[Entries from a dataset]
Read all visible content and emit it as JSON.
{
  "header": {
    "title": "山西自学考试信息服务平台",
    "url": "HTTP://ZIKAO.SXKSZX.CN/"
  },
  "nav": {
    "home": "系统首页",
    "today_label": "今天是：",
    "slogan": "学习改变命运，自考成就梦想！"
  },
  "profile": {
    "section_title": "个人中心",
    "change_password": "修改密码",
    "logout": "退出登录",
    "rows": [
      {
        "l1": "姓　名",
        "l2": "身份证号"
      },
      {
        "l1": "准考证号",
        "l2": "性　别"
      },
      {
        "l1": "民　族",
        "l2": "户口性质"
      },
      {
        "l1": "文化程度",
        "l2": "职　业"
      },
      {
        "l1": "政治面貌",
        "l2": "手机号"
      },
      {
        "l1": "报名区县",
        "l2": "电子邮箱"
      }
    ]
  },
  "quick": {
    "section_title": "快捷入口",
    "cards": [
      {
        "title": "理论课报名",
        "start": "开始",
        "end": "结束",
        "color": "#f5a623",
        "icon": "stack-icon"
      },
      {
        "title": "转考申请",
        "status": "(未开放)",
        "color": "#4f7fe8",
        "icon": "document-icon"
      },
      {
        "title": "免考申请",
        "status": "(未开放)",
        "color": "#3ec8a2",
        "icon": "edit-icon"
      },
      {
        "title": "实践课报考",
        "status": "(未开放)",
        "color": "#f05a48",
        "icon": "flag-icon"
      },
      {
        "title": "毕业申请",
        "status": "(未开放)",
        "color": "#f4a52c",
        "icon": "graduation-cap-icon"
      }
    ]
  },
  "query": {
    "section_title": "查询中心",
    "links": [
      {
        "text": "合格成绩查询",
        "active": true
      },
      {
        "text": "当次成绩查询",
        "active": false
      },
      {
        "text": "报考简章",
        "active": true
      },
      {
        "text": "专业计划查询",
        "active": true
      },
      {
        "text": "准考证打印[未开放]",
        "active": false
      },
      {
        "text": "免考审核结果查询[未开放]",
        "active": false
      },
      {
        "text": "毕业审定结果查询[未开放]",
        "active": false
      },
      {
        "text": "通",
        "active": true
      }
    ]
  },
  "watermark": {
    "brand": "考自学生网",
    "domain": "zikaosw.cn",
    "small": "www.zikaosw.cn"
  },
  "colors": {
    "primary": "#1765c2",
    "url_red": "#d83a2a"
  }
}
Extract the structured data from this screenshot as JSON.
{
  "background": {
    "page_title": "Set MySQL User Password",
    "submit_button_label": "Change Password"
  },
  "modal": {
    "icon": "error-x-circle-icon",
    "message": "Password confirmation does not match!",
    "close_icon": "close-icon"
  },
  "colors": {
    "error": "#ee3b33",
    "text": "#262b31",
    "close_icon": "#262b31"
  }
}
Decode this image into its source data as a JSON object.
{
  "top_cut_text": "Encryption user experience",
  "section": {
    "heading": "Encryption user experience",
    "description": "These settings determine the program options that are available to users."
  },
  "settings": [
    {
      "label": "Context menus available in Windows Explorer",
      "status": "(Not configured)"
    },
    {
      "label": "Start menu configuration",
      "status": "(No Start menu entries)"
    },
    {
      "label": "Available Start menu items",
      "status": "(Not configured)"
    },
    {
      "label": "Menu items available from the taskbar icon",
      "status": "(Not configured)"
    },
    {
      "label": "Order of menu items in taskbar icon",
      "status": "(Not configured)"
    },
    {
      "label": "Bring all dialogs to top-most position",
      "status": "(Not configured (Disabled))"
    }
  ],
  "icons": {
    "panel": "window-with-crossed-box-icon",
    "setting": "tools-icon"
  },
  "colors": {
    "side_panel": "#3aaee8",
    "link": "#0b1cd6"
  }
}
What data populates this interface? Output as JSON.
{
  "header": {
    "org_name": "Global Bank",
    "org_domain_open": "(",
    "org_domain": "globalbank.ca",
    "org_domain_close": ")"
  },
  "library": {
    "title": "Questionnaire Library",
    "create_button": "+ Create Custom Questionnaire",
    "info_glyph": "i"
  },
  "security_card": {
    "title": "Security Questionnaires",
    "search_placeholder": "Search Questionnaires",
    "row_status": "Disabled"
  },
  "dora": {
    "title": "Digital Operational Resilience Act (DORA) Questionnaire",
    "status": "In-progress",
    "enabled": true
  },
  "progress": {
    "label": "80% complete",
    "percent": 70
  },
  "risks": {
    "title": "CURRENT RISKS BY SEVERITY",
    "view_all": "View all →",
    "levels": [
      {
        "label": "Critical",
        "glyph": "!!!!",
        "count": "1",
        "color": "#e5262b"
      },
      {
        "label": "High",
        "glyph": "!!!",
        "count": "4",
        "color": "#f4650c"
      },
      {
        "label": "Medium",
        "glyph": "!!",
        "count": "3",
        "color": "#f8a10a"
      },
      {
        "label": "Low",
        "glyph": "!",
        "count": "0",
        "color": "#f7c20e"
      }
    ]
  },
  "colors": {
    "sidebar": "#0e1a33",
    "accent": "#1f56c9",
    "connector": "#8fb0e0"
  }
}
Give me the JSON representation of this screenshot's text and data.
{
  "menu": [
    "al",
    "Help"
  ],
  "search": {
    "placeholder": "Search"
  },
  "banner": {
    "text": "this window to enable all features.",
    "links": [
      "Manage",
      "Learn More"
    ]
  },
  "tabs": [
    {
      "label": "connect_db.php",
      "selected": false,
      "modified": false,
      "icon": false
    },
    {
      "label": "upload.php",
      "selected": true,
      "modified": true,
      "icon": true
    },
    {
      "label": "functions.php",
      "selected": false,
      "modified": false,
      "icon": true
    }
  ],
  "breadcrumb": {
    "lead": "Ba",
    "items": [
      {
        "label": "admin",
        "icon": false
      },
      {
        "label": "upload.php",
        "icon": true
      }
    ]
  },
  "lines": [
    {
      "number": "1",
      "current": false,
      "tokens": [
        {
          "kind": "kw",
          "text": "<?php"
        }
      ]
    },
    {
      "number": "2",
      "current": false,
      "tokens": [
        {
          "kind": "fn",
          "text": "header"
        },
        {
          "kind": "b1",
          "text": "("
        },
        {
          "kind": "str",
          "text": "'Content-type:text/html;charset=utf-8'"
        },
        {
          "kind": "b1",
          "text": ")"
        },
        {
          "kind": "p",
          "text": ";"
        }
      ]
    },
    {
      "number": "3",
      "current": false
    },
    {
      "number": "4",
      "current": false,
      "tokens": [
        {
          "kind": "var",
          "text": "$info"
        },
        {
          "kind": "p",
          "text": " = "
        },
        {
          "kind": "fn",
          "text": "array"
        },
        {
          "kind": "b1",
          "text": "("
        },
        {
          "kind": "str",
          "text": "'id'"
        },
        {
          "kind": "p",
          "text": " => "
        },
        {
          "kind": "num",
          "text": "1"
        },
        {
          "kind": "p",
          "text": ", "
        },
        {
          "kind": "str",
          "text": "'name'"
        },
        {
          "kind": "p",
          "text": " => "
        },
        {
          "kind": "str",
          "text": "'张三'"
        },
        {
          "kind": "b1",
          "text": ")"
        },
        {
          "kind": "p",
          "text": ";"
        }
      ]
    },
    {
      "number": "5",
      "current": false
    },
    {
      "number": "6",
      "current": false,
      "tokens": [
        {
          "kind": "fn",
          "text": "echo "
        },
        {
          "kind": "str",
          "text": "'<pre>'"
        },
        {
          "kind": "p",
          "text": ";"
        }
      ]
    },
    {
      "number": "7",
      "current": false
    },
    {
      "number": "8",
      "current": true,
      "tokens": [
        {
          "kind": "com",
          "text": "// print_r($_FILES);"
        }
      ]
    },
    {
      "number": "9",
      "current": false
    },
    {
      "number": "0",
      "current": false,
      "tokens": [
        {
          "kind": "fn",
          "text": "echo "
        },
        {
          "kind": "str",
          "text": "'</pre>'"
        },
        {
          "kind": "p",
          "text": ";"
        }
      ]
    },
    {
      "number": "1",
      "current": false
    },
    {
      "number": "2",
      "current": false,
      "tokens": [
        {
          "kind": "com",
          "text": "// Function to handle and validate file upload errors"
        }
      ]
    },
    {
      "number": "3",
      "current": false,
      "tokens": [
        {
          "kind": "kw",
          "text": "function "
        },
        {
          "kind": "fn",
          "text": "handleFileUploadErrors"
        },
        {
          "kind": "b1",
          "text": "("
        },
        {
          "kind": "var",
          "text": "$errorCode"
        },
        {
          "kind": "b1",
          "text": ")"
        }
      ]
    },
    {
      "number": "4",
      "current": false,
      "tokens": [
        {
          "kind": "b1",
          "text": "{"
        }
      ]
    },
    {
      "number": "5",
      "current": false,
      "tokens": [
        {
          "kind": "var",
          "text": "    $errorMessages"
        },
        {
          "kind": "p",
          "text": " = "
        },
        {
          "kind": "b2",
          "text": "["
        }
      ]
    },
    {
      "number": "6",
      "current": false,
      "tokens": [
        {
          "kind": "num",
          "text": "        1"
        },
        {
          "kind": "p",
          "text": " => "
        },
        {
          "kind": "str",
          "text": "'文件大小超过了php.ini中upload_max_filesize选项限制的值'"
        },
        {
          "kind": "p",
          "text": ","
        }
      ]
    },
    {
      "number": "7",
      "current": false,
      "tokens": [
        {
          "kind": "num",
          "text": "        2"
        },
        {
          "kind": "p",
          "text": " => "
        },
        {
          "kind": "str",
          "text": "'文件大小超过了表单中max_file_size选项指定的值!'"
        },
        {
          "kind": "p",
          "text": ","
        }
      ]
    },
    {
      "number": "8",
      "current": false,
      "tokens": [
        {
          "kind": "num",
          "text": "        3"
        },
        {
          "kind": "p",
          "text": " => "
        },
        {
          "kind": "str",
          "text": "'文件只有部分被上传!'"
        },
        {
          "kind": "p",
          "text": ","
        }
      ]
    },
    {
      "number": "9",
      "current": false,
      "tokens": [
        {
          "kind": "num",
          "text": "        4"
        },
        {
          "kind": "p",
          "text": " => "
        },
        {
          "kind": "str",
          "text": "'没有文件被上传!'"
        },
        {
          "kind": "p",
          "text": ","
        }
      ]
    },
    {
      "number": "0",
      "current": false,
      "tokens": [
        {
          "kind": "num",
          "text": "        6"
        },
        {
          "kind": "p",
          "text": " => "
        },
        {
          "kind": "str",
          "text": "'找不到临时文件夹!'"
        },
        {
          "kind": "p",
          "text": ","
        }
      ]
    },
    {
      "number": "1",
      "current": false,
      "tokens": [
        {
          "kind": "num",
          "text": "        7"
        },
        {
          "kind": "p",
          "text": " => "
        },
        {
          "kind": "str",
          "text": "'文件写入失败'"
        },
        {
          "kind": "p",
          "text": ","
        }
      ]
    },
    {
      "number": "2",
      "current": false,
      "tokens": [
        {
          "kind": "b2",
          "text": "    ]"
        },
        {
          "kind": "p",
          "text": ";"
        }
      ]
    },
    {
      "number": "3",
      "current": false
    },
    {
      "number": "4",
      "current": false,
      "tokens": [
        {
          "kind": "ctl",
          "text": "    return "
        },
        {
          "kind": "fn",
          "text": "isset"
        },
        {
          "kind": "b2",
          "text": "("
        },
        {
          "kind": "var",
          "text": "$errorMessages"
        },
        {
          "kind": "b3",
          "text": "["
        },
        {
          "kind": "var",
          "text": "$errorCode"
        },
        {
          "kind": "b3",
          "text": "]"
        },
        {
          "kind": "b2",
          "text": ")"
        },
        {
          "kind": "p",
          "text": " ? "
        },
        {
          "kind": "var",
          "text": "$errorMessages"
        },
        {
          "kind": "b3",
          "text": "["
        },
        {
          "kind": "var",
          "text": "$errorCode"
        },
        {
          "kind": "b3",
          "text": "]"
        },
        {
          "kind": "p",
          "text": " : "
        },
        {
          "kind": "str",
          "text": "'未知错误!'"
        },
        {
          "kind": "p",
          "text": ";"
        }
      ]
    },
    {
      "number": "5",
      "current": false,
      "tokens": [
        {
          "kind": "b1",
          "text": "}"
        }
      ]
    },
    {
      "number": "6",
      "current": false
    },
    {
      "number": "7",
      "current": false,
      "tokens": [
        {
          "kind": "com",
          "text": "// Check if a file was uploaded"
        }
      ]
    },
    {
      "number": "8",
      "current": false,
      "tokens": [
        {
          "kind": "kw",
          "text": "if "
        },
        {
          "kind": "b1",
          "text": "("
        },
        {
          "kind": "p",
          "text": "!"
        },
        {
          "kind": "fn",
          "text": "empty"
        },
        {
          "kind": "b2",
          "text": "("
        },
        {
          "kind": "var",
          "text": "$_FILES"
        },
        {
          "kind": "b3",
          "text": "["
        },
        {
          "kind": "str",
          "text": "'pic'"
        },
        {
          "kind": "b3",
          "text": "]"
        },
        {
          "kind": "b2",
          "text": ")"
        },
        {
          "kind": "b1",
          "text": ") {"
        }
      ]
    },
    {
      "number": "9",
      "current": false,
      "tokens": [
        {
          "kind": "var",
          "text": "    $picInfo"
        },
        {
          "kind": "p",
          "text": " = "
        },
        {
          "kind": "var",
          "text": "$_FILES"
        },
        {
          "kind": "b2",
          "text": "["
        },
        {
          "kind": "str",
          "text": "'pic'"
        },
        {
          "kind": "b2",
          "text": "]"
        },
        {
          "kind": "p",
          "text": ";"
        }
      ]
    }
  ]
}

◆ THE PROBLEM ◆
Each line holding "Disabled" must be found and copied.

◆ COMPLETE RESPONSE ◆
      "status": "(Not configured (Disabled))"
    "row_status": "Disabled"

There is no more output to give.